*TASK TO COMPLETE:* Provide only the number of lines in the records below that include "والاستدراك".

*INFORMATION SHOWN:*
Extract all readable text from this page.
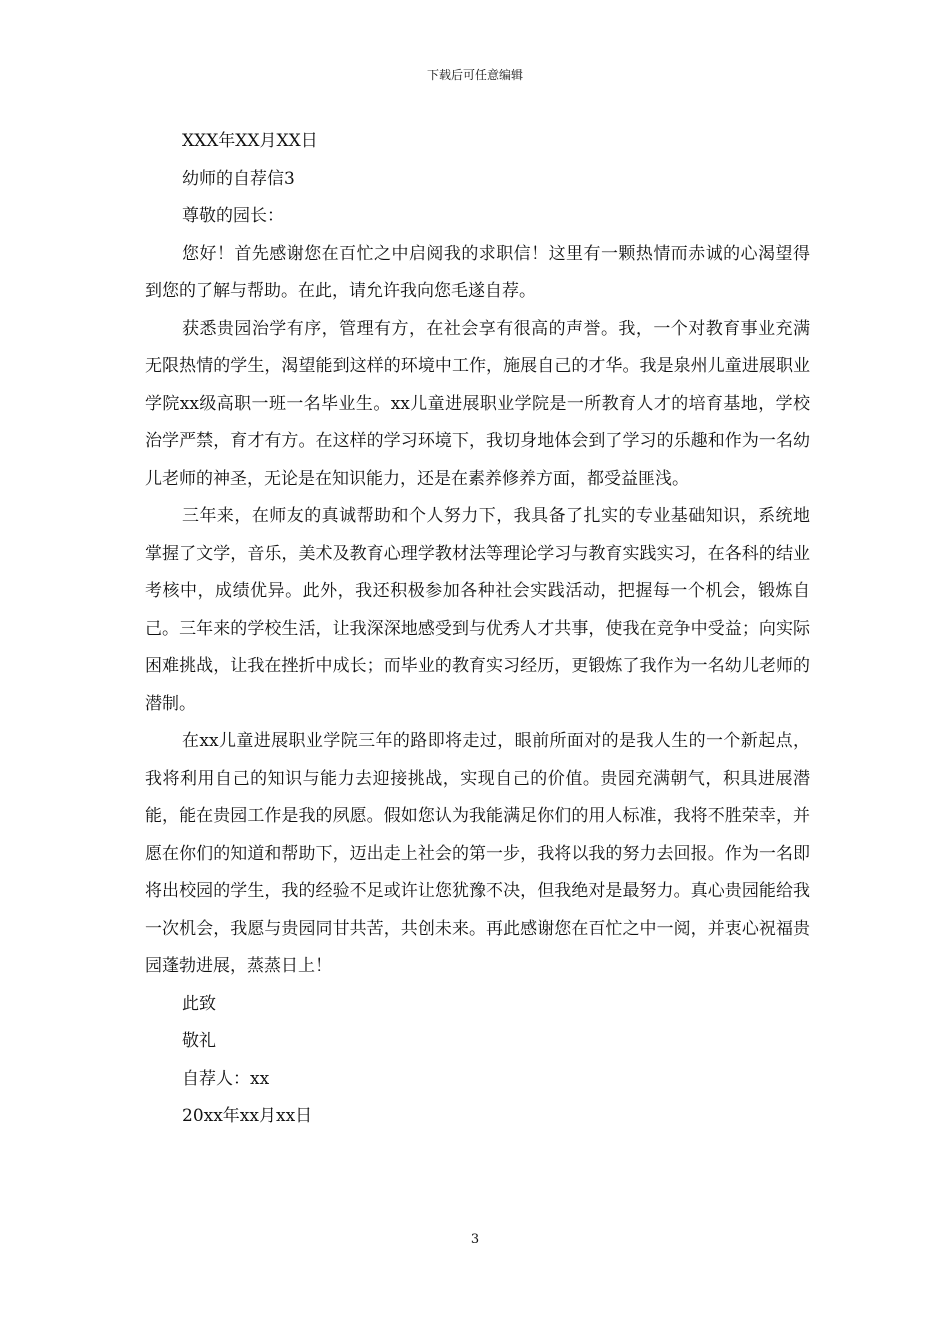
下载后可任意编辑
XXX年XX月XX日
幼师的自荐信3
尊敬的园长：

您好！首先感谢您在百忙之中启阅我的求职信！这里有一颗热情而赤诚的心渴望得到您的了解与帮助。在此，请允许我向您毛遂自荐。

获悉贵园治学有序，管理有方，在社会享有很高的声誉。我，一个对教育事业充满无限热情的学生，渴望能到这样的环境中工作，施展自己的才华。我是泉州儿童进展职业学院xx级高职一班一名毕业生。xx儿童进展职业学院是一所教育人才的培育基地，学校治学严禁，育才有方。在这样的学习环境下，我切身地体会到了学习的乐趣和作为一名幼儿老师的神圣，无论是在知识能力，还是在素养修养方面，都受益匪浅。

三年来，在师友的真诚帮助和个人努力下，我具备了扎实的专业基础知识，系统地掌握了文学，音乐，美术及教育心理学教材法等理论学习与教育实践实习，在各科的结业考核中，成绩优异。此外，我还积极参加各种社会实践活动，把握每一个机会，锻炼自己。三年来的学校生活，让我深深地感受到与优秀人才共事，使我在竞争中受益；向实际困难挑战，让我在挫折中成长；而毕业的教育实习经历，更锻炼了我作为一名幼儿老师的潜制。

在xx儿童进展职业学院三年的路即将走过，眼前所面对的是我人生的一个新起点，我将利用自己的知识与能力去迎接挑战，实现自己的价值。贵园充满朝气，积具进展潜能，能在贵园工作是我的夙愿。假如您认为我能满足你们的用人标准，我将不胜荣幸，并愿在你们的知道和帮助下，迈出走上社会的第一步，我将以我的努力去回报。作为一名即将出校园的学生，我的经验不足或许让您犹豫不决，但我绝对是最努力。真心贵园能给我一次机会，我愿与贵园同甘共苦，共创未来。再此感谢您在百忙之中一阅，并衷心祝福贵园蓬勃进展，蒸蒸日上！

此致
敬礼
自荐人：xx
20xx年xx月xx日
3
...
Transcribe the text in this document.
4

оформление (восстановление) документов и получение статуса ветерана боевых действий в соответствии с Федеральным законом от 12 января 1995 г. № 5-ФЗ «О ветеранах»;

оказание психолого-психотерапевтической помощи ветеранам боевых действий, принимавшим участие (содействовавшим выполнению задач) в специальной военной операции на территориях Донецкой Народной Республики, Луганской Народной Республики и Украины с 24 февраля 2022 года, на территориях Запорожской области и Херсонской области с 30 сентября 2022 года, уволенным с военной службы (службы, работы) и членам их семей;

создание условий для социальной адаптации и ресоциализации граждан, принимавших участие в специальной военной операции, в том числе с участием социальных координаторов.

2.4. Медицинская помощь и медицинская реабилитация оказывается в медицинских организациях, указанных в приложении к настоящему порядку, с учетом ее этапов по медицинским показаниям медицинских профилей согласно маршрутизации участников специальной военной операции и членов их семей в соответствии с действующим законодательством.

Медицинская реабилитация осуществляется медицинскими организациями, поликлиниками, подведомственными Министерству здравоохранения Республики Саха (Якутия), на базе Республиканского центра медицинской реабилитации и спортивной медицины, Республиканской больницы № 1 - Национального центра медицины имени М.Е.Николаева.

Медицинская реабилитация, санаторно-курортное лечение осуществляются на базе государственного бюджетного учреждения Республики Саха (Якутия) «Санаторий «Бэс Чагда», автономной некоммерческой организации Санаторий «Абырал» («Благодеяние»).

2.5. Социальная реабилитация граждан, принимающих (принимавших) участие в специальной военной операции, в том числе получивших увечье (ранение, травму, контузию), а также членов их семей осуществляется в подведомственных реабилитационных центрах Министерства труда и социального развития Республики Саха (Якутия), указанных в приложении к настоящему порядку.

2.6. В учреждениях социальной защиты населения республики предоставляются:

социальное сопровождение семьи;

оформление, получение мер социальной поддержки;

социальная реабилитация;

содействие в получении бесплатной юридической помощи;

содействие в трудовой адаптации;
* * *
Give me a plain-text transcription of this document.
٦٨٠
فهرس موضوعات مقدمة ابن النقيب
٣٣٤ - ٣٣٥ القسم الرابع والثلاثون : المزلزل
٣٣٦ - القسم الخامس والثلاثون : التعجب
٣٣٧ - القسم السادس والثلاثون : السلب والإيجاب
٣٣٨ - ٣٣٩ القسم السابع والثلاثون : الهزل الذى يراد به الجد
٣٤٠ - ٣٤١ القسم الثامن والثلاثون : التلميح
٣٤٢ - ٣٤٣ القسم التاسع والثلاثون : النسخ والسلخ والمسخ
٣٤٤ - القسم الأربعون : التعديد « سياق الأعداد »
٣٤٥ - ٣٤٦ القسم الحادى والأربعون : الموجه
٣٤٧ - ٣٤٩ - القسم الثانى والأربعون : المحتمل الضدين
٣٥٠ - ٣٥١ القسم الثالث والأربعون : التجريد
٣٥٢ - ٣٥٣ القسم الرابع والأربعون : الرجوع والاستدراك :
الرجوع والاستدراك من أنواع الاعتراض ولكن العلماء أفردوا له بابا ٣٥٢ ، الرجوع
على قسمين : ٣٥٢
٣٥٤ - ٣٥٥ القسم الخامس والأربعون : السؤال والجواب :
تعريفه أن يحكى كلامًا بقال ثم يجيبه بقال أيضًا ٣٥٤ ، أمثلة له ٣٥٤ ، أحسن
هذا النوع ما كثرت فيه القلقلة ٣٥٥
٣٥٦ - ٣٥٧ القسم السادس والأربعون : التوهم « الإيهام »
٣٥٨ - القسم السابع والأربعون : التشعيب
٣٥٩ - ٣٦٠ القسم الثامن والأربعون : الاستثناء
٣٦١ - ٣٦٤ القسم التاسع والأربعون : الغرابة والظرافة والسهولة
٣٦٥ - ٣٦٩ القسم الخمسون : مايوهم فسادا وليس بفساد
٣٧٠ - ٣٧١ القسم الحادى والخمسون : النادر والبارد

*THE RESULT:* 2